→ What you will do:
Can you quote exactly the stretch of lines from the one with "Extract the structured" through the final line of the material, both ends included?

# # # # # # #

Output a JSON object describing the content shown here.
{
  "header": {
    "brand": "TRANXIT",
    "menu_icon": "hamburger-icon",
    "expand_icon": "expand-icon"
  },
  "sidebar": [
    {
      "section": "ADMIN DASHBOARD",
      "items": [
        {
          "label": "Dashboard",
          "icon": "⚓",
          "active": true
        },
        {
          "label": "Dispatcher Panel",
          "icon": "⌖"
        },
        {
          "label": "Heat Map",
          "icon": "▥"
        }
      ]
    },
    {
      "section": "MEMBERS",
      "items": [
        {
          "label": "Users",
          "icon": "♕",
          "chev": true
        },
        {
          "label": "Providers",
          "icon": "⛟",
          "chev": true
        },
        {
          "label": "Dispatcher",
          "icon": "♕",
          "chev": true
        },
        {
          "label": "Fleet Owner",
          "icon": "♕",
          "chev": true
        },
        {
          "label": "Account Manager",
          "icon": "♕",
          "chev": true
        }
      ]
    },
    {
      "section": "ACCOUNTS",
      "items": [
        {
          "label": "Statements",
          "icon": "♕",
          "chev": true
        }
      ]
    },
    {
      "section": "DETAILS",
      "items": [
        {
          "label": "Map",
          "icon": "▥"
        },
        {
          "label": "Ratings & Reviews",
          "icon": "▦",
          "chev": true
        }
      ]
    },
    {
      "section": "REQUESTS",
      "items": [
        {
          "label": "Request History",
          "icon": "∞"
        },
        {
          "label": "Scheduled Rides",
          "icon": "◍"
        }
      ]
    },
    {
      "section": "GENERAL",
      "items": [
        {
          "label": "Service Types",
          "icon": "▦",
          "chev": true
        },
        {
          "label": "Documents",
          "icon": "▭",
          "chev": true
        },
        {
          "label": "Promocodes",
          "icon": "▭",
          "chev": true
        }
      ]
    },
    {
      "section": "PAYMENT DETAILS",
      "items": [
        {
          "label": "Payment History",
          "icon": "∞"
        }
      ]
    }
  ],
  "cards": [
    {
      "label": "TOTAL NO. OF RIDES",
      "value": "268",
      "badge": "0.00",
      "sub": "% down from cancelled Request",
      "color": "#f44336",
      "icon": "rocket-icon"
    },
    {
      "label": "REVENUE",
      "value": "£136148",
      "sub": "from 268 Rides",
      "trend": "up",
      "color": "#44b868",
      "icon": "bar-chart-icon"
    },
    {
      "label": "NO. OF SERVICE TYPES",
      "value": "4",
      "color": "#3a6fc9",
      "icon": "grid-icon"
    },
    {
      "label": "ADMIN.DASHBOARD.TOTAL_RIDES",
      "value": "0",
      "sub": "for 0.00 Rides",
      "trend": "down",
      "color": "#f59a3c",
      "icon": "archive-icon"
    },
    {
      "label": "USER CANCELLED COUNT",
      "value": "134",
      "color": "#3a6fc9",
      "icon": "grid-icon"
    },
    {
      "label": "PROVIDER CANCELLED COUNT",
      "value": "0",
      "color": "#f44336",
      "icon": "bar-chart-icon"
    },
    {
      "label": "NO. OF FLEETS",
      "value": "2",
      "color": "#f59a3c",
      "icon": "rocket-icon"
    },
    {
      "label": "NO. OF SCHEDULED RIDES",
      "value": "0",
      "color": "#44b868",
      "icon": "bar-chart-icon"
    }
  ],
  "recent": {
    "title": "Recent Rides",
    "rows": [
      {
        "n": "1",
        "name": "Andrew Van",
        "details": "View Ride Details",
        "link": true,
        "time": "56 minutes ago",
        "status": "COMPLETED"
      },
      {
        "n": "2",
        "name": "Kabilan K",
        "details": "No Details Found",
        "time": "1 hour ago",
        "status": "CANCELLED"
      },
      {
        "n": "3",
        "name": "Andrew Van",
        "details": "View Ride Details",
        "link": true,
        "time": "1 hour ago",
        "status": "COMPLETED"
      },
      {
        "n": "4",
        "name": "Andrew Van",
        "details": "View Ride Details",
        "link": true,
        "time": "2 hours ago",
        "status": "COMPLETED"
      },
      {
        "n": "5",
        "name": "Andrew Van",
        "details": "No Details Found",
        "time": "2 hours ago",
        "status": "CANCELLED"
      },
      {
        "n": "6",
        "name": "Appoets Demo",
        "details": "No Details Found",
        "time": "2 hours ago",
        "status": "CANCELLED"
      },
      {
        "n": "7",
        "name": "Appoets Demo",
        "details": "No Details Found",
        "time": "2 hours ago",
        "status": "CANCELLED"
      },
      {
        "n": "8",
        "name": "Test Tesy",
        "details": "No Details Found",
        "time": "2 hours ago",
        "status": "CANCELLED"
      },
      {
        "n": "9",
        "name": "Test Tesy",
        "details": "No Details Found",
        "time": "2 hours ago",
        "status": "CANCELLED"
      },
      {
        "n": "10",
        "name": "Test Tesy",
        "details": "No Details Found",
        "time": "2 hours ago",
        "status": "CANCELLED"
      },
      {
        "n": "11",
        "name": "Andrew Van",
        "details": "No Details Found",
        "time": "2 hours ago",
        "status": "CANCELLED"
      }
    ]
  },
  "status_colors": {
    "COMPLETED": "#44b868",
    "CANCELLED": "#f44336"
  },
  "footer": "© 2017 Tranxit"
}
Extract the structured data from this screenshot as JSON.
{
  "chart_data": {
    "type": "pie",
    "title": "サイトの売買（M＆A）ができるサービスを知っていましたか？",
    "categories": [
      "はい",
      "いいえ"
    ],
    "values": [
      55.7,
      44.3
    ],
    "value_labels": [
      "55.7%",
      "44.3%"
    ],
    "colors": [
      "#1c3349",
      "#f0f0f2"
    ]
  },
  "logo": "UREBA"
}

# # # # # # #

→ Answer to this exercise:
Extract the structured data from this screenshot as JSON.
{
  "chart_data": {
    "type": "pie",
    "title": "サイトの売買（M＆A）ができるサービスを知っていましたか？",
    "categories": [
      "はい",
      "いいえ"
    ],
    "values": [
      55.7,
      44.3
    ],
    "value_labels": [
      "55.7%",
      "44.3%"
    ],
    "colors": [
      "#1c3349",
      "#f0f0f2"
    ]
  },
  "logo": "UREBA"
}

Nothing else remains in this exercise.